[What you need to do] Which lines of the records contain "support"? Collect every one of them.

** START Supplied information **

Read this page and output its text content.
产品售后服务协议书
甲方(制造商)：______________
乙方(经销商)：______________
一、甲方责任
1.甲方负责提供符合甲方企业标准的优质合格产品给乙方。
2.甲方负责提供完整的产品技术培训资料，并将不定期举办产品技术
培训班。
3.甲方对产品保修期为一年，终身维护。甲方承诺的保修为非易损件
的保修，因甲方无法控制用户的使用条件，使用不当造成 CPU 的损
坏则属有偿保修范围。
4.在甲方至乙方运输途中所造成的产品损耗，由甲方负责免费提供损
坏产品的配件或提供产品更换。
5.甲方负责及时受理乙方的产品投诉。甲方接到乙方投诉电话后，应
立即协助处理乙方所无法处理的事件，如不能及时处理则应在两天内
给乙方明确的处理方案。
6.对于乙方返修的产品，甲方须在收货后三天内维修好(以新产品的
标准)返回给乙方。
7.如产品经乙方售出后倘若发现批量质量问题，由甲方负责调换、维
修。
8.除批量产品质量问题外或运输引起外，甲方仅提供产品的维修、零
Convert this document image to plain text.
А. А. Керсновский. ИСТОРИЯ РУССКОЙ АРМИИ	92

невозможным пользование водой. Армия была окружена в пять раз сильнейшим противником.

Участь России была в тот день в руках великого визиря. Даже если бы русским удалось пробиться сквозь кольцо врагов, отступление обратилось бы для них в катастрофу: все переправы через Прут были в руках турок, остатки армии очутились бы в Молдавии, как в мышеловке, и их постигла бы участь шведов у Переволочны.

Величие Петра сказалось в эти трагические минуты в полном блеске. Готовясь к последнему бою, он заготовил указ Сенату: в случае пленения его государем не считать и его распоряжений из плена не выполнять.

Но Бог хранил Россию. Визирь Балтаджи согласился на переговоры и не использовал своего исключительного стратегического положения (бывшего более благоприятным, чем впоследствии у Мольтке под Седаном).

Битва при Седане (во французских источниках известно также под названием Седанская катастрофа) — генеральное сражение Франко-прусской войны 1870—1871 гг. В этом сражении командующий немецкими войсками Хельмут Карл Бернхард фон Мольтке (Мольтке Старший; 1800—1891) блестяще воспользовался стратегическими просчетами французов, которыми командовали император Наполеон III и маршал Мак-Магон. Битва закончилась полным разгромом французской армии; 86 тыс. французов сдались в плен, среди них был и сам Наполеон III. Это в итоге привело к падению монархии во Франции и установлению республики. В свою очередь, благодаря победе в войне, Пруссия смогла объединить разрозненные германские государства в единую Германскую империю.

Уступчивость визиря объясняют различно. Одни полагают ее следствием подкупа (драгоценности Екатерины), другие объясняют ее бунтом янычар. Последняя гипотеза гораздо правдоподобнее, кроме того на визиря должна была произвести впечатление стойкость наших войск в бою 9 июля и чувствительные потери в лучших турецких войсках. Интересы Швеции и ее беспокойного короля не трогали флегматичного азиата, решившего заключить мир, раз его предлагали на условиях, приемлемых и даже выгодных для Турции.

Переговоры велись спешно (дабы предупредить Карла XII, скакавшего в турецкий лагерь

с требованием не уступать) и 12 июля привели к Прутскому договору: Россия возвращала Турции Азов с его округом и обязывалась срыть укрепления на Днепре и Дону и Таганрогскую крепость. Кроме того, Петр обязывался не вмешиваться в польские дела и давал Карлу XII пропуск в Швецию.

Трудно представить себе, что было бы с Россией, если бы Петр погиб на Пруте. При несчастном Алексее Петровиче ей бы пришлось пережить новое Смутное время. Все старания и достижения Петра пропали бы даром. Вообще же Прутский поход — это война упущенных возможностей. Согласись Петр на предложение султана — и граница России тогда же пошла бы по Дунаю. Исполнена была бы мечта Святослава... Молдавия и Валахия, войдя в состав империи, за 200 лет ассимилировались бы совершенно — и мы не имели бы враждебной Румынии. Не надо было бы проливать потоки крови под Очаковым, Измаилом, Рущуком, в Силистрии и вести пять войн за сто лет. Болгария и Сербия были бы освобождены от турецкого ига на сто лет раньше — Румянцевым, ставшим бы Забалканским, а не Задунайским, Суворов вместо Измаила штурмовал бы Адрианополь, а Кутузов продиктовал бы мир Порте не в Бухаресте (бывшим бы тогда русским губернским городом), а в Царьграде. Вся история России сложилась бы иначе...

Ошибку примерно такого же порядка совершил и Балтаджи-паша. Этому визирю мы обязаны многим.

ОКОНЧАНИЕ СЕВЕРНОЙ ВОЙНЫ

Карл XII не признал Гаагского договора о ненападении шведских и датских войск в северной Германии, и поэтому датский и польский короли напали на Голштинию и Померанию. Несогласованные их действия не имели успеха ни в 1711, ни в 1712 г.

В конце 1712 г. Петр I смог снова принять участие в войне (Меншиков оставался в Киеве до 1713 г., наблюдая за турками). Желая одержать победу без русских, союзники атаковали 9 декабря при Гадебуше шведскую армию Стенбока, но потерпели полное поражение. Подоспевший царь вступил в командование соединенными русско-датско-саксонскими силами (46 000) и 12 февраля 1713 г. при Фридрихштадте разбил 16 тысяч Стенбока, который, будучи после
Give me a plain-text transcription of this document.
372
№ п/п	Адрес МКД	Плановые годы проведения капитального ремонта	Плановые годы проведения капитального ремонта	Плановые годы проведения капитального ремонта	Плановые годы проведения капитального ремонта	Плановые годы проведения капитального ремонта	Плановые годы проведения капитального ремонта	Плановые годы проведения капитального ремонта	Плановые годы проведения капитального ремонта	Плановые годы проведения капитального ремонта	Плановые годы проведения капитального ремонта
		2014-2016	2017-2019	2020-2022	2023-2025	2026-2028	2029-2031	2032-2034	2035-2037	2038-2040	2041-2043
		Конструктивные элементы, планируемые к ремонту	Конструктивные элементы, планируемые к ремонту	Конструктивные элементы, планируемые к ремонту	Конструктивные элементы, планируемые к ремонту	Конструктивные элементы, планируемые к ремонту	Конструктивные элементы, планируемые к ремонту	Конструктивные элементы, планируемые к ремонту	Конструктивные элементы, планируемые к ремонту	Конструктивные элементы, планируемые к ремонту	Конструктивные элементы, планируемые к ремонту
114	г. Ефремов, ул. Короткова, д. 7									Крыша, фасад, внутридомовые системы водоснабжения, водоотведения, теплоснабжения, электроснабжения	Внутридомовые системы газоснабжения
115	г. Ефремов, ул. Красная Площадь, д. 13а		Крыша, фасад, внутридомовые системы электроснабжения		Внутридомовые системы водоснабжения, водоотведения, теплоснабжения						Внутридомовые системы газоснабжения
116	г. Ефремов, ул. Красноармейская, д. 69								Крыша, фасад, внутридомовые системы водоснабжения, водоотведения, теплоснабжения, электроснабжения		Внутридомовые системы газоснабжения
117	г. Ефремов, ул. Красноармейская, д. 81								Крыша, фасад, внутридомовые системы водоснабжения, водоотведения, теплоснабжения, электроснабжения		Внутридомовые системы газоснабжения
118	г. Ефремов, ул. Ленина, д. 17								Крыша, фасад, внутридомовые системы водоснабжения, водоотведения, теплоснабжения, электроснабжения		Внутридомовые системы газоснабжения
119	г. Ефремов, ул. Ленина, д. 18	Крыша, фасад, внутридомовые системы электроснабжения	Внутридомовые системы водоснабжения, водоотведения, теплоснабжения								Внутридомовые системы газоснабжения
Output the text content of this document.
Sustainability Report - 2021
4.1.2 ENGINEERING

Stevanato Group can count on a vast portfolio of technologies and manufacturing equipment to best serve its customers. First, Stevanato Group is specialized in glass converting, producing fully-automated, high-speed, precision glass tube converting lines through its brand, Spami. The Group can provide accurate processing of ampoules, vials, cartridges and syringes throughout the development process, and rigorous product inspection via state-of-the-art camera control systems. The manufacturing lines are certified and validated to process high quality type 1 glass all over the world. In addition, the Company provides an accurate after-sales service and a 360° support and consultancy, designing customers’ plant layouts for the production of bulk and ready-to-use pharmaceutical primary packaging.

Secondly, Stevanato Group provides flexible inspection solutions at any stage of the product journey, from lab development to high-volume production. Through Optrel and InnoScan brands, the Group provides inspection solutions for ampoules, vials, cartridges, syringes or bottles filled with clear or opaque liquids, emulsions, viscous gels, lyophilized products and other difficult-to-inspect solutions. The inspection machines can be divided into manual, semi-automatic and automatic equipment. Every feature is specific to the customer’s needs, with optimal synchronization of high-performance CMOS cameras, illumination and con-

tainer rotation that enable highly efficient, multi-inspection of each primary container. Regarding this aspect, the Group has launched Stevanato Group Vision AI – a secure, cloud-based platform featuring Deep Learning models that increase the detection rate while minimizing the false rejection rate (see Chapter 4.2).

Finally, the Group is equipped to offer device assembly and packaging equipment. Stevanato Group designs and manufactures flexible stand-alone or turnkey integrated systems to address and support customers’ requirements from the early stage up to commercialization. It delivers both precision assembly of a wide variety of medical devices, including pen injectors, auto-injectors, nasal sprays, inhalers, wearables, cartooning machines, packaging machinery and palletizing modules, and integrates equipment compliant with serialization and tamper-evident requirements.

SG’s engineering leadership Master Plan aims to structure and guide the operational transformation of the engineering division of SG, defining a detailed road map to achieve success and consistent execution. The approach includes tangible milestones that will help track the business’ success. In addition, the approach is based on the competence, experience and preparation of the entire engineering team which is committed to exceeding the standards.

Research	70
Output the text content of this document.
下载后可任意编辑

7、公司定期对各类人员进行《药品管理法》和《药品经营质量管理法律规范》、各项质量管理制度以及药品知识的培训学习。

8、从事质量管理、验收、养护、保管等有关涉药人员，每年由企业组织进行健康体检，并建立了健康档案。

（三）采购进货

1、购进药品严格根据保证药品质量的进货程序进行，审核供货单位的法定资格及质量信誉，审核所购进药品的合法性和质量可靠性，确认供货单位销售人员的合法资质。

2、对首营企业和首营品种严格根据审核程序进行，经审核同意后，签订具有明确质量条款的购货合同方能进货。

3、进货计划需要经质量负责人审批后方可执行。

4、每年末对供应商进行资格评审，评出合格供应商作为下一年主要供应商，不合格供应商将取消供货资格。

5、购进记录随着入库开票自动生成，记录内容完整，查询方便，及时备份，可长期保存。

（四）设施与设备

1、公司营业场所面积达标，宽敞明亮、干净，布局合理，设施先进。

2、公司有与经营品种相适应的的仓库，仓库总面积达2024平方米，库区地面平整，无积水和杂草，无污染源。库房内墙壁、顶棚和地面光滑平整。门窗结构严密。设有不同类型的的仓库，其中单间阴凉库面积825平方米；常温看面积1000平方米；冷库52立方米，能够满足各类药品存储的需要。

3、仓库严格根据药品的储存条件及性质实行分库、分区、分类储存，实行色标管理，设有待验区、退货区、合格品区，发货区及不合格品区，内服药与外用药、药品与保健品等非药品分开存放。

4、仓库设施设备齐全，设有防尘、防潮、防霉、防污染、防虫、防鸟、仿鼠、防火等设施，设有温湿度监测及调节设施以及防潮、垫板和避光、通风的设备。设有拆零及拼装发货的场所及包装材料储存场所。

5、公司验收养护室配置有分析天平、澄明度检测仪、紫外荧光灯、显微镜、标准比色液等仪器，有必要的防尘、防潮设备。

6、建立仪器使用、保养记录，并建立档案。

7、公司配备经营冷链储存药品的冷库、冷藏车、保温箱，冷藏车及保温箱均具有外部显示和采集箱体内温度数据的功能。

** END Supplied information **

[Answer for the task]
Stevanato Group can count on a vast portfolio of technologies and manufacturing equipment to best serve its customers. First, Stevanato Group is specialized in glass converting, producing fully-automated, high-speed, precision glass tube converting lines through its brand, Spami. The Group can provide accurate processing of ampoules, vials, cartridges and syringes throughout the development process, and rigorous product inspection via state-of-the-art camera control systems. The manufacturing lines are certified and validated to process high quality type 1 glass all over the world. In addition, the Company provides an accurate after-sales service and a 360° support and consultancy, designing customers’ plant layouts for the production of bulk and ready-to-use pharmaceutical primary packaging.
Finally, the Group is equipped to offer device assembly and packaging equipment. Stevanato Group designs and manufactures flexible stand-alone or turnkey integrated systems to address and support customers’ requirements from the early stage up to commercialization. It delivers both precision assembly of a wide variety of medical devices, including pen injectors, auto-injectors, nasal sprays, inhalers, wearables, cartooning machines, packaging machinery and palletizing modules, and integrates equipment compliant with serialization and tamper-evident requirements.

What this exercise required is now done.